### EXERCISE
Pull each line containing "Observed" out of the data and copy it.

[Entries with figure data]

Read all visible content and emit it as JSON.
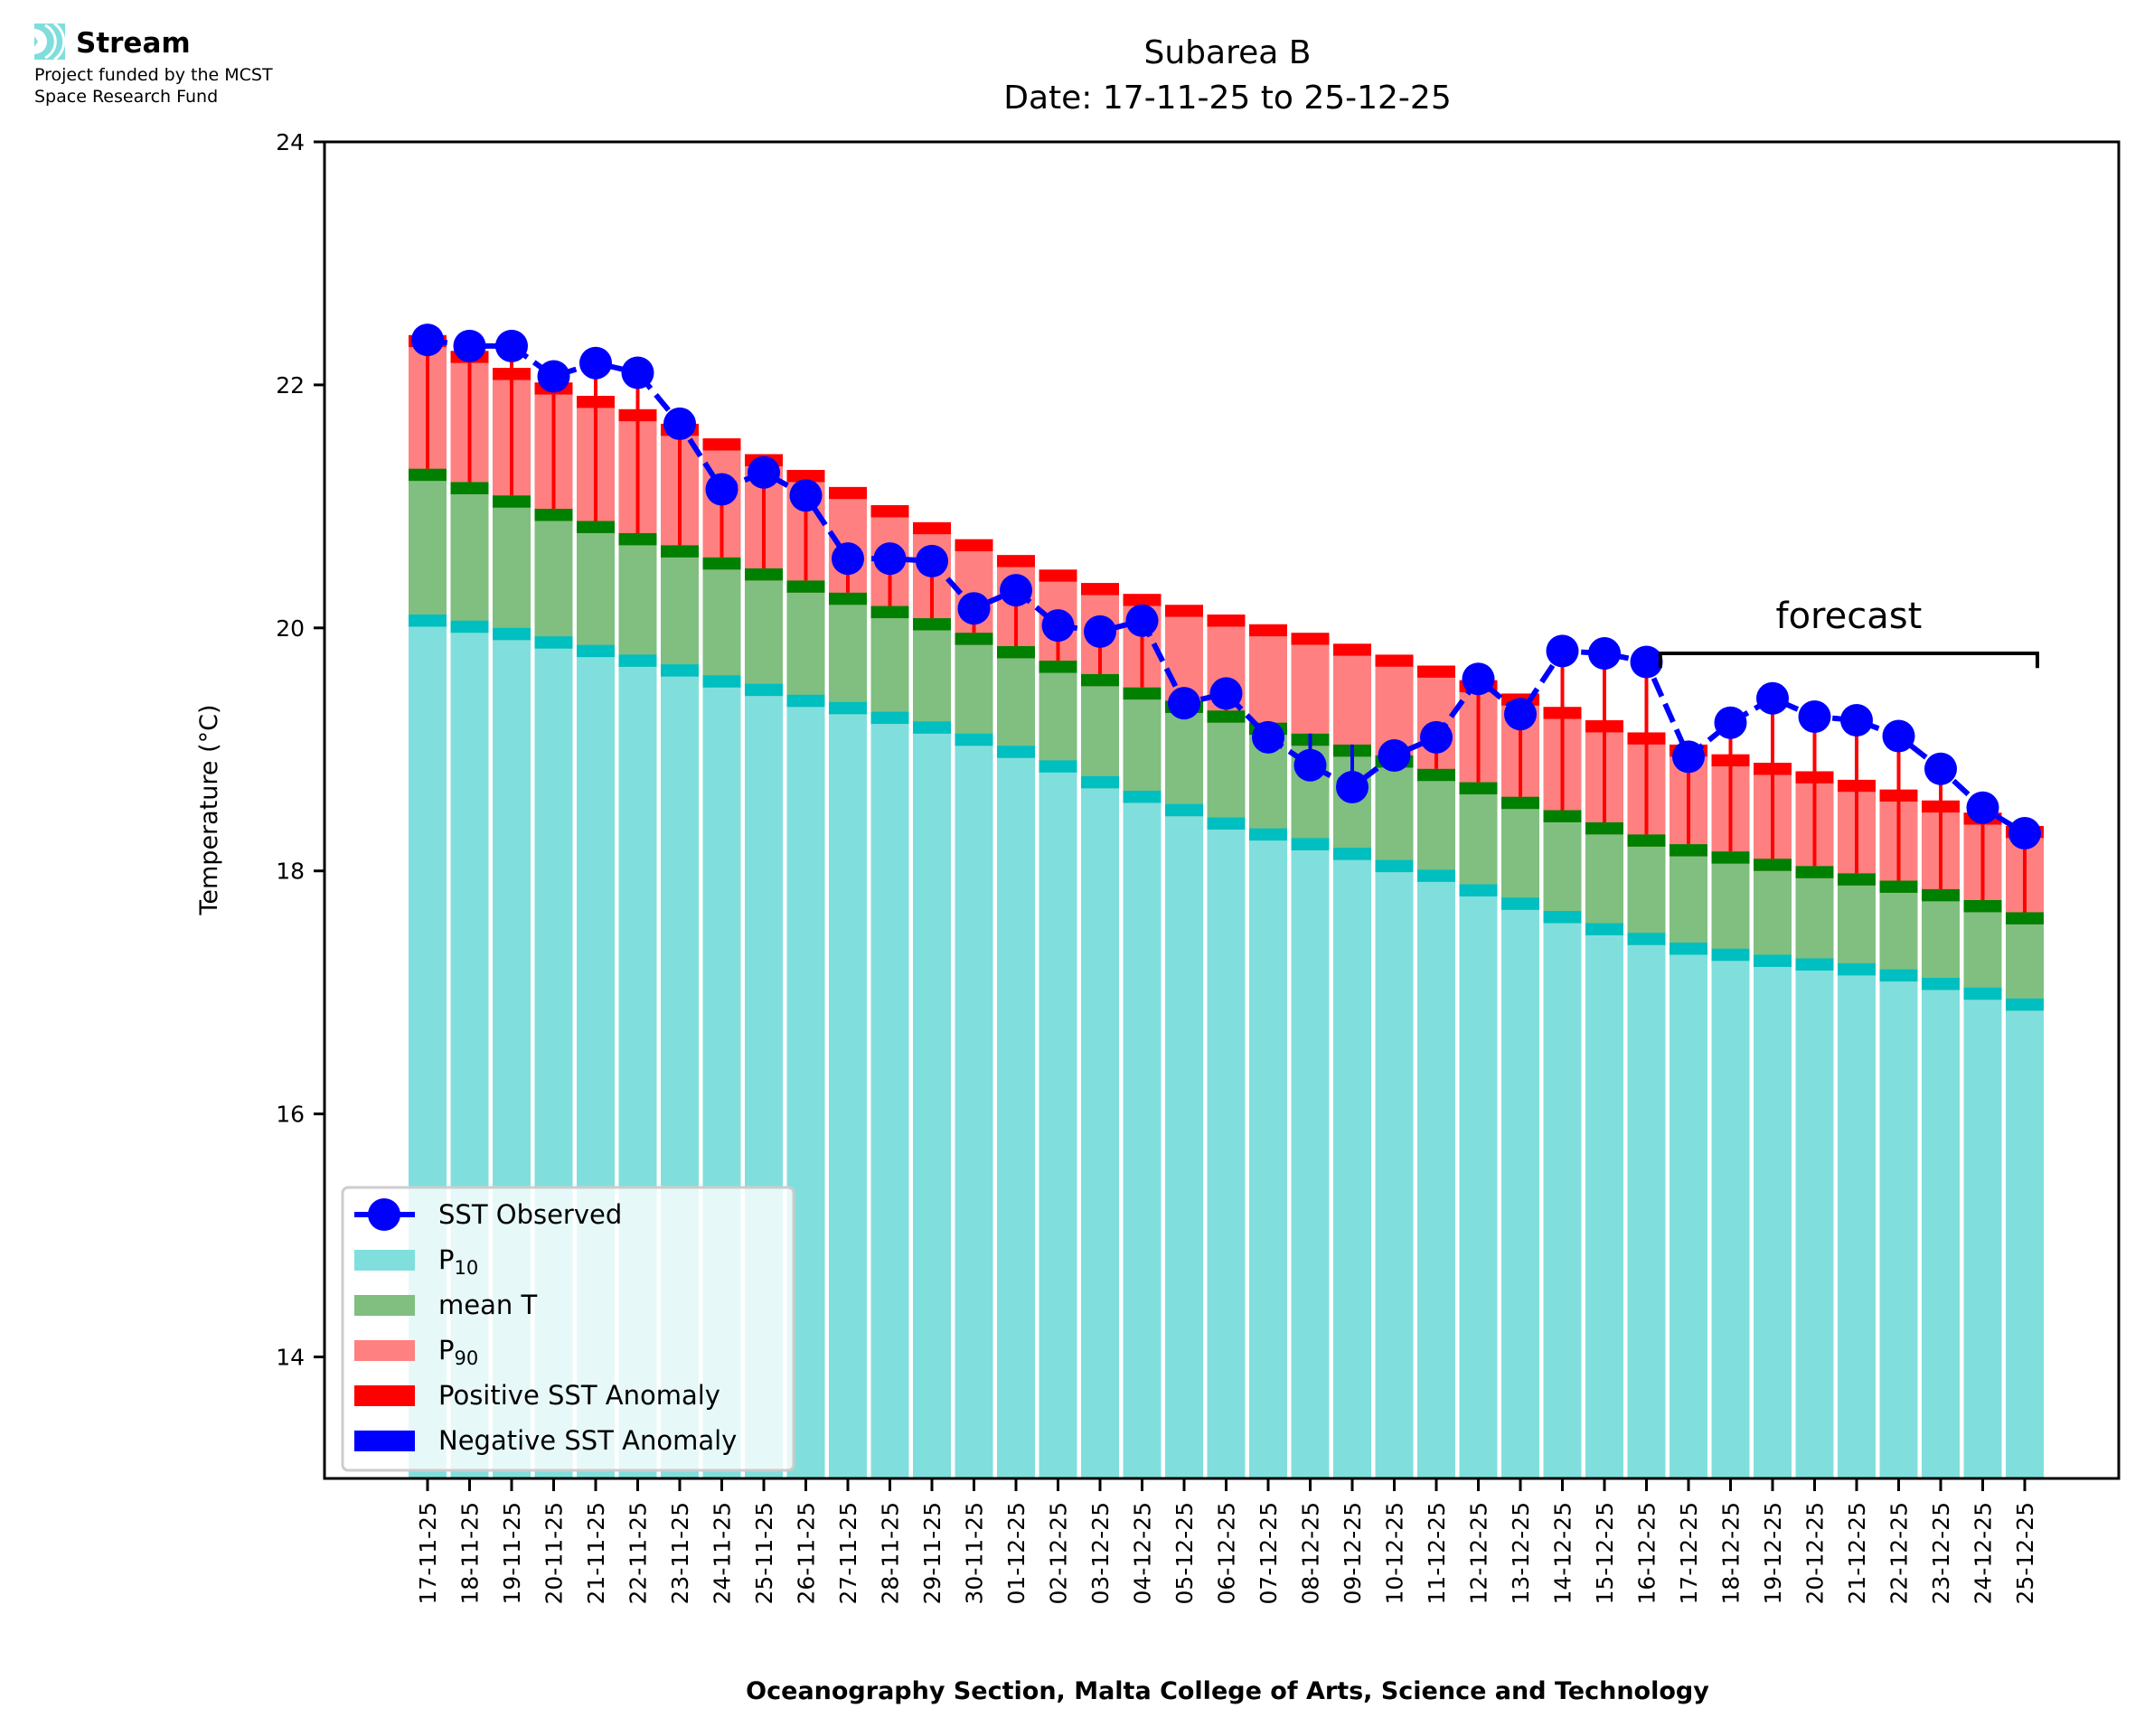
{
  "logo": {
    "name": "Stream",
    "subtitle_line1": "Project funded by the MCST",
    "subtitle_line2": "Space Research Fund",
    "icon": "stream-waves-icon",
    "color": "#7fdedc"
  },
  "chart_data": {
    "type": "bar",
    "title": "Subarea B",
    "subtitle": "Date: 17-11-25 to 25-12-25",
    "xlabel": "Oceanography Section, Malta College of Arts, Science and Technology",
    "ylabel": "Temperature (°C)",
    "ylim": [
      13,
      24
    ],
    "yticks": [
      14,
      16,
      18,
      20,
      22,
      24
    ],
    "grid": false,
    "legend_position": "lower-left",
    "categories": [
      "17-11-25",
      "18-11-25",
      "19-11-25",
      "20-11-25",
      "21-11-25",
      "22-11-25",
      "23-11-25",
      "24-11-25",
      "25-11-25",
      "26-11-25",
      "27-11-25",
      "28-11-25",
      "29-11-25",
      "30-11-25",
      "01-12-25",
      "02-12-25",
      "03-12-25",
      "04-12-25",
      "05-12-25",
      "06-12-25",
      "07-12-25",
      "08-12-25",
      "09-12-25",
      "10-12-25",
      "11-12-25",
      "12-12-25",
      "13-12-25",
      "14-12-25",
      "15-12-25",
      "16-12-25",
      "17-12-25",
      "18-12-25",
      "19-12-25",
      "20-12-25",
      "21-12-25",
      "22-12-25",
      "23-12-25",
      "24-12-25",
      "25-12-25"
    ],
    "series": [
      {
        "name": "P10",
        "color": "#80dfdd",
        "cap_color": "#00bfc0",
        "values": [
          20.11,
          20.06,
          20.0,
          19.93,
          19.86,
          19.78,
          19.7,
          19.61,
          19.54,
          19.45,
          19.39,
          19.31,
          19.23,
          19.13,
          19.03,
          18.91,
          18.78,
          18.66,
          18.55,
          18.44,
          18.35,
          18.27,
          18.19,
          18.09,
          18.01,
          17.89,
          17.78,
          17.67,
          17.57,
          17.49,
          17.41,
          17.36,
          17.31,
          17.28,
          17.24,
          17.19,
          17.12,
          17.04,
          16.95
        ]
      },
      {
        "name": "mean T",
        "color": "#80bf80",
        "cap_color": "#008000",
        "values": [
          21.31,
          21.2,
          21.09,
          20.98,
          20.88,
          20.78,
          20.68,
          20.58,
          20.49,
          20.39,
          20.29,
          20.18,
          20.08,
          19.96,
          19.85,
          19.73,
          19.62,
          19.51,
          19.4,
          19.32,
          19.22,
          19.13,
          19.04,
          18.95,
          18.84,
          18.73,
          18.61,
          18.5,
          18.4,
          18.3,
          18.22,
          18.16,
          18.1,
          18.04,
          17.98,
          17.92,
          17.85,
          17.76,
          17.66
        ]
      },
      {
        "name": "P90",
        "color": "#ff8080",
        "cap_color": "#ff0000",
        "values": [
          22.41,
          22.28,
          22.14,
          22.02,
          21.91,
          21.8,
          21.68,
          21.56,
          21.43,
          21.3,
          21.16,
          21.01,
          20.87,
          20.73,
          20.6,
          20.48,
          20.37,
          20.28,
          20.19,
          20.11,
          20.03,
          19.96,
          19.87,
          19.78,
          19.69,
          19.57,
          19.46,
          19.35,
          19.24,
          19.14,
          19.04,
          18.96,
          18.89,
          18.82,
          18.75,
          18.67,
          18.58,
          18.48,
          18.37
        ]
      },
      {
        "name": "SST Observed",
        "color": "#0000ff",
        "style": "dashed-line-with-circles",
        "values": [
          22.37,
          22.32,
          22.32,
          22.07,
          22.18,
          22.1,
          21.68,
          21.14,
          21.28,
          21.09,
          20.57,
          20.57,
          20.55,
          20.16,
          20.31,
          20.02,
          19.97,
          20.06,
          19.38,
          19.46,
          19.1,
          18.87,
          18.69,
          18.95,
          19.1,
          19.58,
          19.29,
          19.81,
          19.79,
          19.72,
          18.94,
          19.22,
          19.42,
          19.27,
          19.24,
          19.11,
          18.84,
          18.52,
          18.31
        ]
      }
    ],
    "anomaly_colors": {
      "positive": "#ff0000",
      "negative": "#0000ff"
    },
    "annotation": {
      "text": "forecast",
      "from_category": "17-12-25",
      "to_category": "25-12-25"
    },
    "legend": [
      {
        "label": "SST Observed",
        "kind": "line-marker",
        "color": "#0000ff"
      },
      {
        "label": "P",
        "sub": "10",
        "kind": "patch",
        "color": "#80dfdd"
      },
      {
        "label": "mean T",
        "kind": "patch",
        "color": "#80bf80"
      },
      {
        "label": "P",
        "sub": "90",
        "kind": "patch",
        "color": "#ff8080"
      },
      {
        "label": "Positive SST Anomaly",
        "kind": "patch",
        "color": "#ff0000"
      },
      {
        "label": "Negative SST Anomaly",
        "kind": "patch",
        "color": "#0000ff"
      }
    ]
  }
}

### SOLUTION
        "name": "SST Observed",
        "label": "SST Observed",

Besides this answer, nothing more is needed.